--- start of Given data ---

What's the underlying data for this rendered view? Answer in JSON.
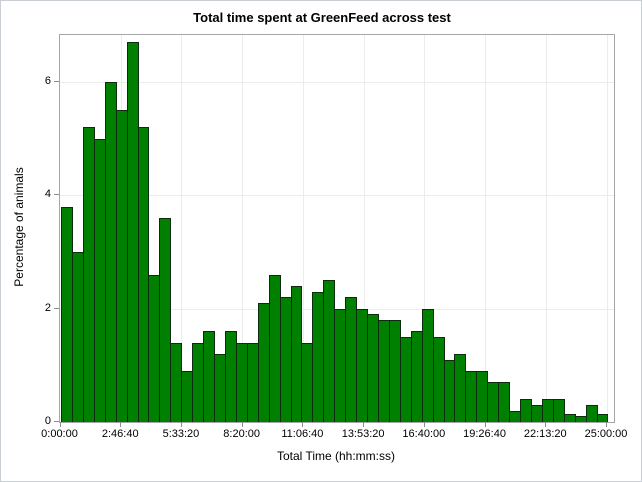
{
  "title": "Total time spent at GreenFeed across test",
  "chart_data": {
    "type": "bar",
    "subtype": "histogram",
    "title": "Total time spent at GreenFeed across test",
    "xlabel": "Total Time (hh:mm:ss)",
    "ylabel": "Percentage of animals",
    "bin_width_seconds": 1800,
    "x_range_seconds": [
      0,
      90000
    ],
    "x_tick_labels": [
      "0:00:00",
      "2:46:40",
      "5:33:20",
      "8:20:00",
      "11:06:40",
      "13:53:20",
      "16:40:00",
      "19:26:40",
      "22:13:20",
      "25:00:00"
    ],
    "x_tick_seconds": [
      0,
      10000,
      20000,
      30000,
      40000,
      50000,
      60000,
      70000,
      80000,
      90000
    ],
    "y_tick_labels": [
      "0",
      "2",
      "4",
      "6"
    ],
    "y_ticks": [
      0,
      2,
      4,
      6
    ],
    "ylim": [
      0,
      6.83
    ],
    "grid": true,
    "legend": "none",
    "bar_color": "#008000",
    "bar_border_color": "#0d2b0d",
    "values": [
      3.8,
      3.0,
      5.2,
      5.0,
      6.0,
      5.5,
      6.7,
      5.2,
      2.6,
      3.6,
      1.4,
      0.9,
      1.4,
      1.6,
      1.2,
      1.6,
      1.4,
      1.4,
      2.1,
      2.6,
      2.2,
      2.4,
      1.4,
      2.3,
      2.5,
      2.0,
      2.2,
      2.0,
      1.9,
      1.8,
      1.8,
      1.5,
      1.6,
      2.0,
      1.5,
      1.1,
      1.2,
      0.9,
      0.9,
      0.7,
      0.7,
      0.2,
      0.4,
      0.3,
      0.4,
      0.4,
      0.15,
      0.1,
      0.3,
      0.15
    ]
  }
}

--- end of Given data ---
--- start of Given data ---

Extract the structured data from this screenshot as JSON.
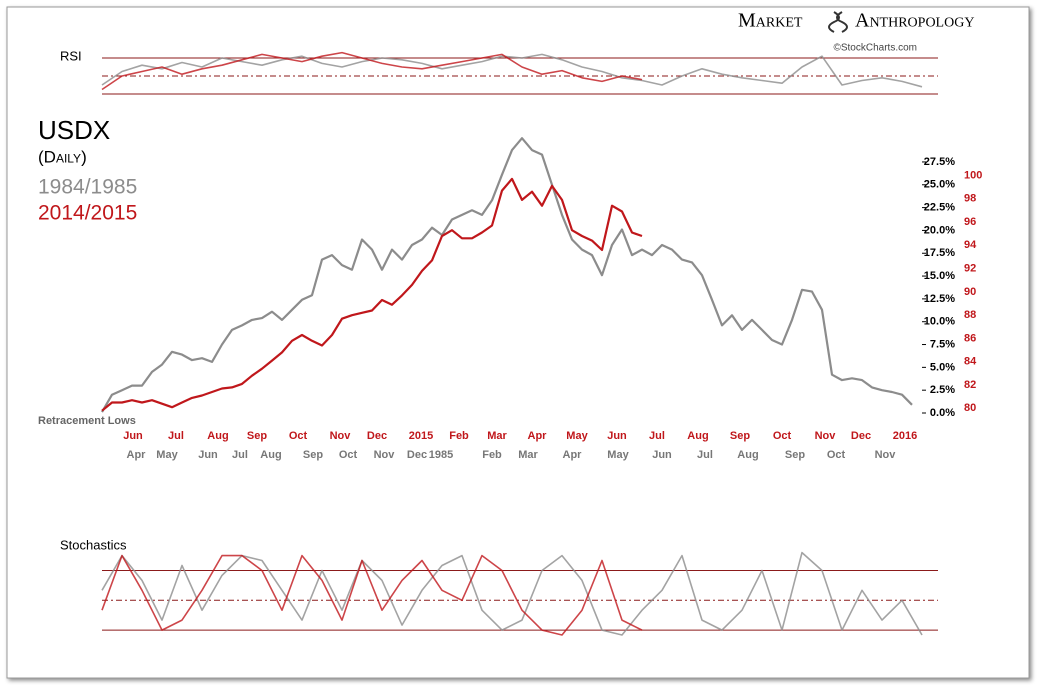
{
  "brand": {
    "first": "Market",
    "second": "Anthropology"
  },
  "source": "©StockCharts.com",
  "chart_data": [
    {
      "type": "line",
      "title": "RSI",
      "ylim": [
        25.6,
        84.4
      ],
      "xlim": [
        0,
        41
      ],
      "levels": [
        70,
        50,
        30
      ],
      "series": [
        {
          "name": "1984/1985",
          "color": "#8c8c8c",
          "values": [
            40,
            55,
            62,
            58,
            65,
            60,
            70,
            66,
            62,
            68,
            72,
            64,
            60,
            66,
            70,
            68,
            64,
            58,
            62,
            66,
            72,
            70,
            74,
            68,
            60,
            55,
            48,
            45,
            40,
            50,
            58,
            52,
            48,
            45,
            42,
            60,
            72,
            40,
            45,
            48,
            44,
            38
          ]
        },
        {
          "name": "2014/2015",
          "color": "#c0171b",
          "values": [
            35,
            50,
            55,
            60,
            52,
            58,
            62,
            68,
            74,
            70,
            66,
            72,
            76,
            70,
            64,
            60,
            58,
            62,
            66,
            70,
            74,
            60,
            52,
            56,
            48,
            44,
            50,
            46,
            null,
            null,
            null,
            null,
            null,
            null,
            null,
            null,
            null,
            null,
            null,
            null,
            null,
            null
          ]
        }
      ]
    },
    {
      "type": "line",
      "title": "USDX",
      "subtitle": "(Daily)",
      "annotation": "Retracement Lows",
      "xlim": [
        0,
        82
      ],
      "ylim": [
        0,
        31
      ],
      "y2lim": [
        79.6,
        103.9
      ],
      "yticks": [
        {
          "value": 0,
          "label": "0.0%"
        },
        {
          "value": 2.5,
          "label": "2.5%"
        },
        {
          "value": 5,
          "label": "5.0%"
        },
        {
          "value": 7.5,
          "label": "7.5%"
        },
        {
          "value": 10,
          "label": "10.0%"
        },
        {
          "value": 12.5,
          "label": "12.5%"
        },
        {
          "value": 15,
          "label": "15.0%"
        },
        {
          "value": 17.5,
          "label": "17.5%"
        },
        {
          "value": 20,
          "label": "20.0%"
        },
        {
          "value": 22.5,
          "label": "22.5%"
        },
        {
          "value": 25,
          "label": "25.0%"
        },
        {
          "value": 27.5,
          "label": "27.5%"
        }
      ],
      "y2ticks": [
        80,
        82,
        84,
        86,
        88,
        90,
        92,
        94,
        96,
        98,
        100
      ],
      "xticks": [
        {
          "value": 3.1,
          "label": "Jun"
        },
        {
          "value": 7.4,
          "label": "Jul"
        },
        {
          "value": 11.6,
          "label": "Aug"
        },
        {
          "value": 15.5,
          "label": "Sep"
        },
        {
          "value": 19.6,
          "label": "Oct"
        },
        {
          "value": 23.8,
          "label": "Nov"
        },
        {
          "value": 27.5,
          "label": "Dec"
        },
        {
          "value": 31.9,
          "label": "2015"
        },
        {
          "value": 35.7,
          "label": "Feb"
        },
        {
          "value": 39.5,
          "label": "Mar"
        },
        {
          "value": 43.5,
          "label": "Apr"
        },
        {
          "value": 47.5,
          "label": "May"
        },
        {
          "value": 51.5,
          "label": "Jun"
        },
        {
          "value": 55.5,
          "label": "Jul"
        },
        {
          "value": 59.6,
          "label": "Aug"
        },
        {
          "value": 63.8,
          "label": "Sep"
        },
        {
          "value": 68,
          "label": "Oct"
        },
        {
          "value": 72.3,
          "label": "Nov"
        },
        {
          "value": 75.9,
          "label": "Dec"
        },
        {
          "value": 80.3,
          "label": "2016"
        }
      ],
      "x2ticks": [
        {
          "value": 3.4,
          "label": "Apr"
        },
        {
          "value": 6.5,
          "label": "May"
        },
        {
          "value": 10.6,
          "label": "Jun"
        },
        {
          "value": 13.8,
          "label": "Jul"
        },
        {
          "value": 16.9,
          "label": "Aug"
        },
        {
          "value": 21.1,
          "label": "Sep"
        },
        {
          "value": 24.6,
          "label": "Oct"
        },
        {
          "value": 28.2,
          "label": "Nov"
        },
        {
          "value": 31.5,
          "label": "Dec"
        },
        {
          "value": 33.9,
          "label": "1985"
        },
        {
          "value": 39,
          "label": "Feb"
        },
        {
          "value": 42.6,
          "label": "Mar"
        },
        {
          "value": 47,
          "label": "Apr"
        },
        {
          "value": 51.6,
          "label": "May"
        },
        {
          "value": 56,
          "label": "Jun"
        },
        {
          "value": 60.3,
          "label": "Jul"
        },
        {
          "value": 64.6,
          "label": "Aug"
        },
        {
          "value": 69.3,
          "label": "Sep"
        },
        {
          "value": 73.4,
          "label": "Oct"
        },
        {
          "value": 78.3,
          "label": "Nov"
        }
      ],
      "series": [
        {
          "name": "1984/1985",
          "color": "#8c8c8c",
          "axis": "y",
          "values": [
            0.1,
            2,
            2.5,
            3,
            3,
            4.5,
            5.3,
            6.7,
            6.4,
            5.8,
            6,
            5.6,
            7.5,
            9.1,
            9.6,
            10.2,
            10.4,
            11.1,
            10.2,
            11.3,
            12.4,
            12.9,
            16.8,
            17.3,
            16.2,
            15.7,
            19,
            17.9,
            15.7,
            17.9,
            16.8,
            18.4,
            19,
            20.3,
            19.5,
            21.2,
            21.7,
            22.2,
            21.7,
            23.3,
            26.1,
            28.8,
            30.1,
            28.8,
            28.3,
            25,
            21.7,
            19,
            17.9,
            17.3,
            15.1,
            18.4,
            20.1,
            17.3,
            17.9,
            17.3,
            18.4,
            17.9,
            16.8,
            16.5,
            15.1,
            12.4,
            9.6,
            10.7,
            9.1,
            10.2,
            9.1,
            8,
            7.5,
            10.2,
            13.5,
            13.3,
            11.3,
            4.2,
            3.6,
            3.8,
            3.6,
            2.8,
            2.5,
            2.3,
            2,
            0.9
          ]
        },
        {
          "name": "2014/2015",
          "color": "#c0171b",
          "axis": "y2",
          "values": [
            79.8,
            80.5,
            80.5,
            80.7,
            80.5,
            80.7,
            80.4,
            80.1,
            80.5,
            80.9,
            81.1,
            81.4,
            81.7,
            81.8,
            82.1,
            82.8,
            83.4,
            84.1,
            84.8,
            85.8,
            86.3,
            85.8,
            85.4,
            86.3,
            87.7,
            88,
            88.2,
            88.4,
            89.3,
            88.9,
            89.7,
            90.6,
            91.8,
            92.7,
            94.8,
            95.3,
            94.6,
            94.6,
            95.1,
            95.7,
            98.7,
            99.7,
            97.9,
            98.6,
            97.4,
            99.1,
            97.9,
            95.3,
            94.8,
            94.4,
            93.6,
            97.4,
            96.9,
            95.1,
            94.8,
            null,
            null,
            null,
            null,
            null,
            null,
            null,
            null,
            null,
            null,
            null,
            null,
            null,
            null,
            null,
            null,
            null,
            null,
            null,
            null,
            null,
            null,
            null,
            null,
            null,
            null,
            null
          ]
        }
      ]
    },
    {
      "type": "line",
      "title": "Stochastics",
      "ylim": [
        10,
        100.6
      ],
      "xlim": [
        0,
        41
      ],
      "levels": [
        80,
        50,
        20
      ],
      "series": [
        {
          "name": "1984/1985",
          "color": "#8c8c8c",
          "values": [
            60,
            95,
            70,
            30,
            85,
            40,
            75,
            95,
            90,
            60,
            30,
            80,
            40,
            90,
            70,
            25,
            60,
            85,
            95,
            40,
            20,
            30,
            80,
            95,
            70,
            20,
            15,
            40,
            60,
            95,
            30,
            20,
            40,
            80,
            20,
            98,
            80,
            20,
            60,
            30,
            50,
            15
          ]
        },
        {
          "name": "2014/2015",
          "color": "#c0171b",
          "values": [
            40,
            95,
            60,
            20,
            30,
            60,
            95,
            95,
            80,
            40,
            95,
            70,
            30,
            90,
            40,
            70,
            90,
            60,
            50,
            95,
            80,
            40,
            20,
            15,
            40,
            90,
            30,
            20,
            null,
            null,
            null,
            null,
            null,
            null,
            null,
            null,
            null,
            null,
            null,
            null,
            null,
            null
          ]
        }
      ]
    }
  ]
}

--- end of Given data ---

*Written exercise*
Which lines in the listing above hold the word "across"? Show each of them.

*Reply to the task*
  "title": "Total time spent at GreenFeed across test",
    "title": "Total time spent at GreenFeed across test",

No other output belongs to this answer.